What this task involves:
Select each line where the word "image" appears.

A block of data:
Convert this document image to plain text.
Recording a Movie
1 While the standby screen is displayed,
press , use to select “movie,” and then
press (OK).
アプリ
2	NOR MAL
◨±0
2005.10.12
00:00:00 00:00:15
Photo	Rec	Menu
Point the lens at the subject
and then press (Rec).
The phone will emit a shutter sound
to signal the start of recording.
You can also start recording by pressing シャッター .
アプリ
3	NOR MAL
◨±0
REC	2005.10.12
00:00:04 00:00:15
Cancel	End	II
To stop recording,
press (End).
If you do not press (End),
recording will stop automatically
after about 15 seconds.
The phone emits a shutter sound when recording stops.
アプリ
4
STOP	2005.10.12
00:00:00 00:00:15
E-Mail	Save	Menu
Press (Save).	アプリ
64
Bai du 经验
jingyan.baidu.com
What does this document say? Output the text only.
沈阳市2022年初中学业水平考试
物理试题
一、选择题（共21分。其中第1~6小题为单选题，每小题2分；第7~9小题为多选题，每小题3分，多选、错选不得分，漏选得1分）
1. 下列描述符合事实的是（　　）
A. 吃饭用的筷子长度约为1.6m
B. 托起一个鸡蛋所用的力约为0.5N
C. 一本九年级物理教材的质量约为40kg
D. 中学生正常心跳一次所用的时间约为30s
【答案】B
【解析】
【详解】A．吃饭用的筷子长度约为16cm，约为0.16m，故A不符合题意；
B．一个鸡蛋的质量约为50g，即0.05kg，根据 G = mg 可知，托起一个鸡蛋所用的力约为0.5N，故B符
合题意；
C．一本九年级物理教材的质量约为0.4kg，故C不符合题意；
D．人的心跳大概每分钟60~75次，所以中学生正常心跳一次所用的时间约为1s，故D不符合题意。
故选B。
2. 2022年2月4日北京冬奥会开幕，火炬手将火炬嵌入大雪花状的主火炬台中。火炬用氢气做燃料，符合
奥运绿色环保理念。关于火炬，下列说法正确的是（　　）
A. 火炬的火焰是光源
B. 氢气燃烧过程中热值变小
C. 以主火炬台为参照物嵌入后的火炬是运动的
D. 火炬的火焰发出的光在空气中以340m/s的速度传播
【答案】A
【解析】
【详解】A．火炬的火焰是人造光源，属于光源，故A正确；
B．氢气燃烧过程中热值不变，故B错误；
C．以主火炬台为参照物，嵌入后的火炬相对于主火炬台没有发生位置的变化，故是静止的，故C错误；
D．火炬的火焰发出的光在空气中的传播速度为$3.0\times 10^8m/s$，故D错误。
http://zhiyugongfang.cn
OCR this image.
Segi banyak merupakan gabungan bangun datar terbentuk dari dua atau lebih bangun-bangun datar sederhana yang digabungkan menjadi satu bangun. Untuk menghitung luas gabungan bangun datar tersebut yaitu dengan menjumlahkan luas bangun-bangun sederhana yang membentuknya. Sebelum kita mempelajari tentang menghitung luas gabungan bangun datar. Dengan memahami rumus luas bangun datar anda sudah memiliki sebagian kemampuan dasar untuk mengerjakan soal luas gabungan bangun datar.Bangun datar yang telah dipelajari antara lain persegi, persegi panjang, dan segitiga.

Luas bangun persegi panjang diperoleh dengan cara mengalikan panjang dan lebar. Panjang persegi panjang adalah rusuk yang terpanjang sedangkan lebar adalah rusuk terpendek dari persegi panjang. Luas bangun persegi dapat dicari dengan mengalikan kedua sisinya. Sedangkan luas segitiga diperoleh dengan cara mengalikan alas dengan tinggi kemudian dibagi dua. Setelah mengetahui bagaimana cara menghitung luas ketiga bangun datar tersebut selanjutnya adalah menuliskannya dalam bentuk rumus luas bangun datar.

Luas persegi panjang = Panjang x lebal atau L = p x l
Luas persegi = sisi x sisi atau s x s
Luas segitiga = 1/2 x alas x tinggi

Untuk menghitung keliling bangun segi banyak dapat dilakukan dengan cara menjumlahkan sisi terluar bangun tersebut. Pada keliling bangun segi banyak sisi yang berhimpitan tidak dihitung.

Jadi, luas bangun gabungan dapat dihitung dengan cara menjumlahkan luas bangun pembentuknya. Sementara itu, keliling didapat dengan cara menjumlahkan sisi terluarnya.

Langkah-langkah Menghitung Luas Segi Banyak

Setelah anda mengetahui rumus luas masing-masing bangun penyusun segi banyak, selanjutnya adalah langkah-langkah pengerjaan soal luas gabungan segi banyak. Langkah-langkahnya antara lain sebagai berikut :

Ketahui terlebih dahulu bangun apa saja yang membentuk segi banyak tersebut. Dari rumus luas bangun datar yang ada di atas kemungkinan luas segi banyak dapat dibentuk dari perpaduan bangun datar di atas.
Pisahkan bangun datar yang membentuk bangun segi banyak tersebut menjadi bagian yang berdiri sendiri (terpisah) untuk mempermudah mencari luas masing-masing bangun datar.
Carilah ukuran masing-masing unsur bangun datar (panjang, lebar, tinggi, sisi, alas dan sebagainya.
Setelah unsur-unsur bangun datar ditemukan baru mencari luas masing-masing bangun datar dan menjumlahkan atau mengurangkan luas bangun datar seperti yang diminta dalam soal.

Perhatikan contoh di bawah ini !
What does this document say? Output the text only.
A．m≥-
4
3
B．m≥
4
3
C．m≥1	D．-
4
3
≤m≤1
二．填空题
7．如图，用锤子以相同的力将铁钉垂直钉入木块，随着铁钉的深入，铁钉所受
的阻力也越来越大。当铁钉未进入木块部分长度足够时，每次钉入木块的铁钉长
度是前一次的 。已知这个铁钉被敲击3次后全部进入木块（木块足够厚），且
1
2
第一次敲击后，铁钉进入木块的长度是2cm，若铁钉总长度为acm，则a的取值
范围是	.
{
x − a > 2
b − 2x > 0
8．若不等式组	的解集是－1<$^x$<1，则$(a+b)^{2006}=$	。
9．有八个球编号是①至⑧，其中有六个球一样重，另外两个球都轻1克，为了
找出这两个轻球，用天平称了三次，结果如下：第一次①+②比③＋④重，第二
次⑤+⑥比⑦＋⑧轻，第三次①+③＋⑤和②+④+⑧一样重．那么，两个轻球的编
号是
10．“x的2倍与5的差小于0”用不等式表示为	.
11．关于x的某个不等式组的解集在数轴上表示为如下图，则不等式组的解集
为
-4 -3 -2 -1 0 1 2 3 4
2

Reply:
Convert this document image to plain text.
OCR this image.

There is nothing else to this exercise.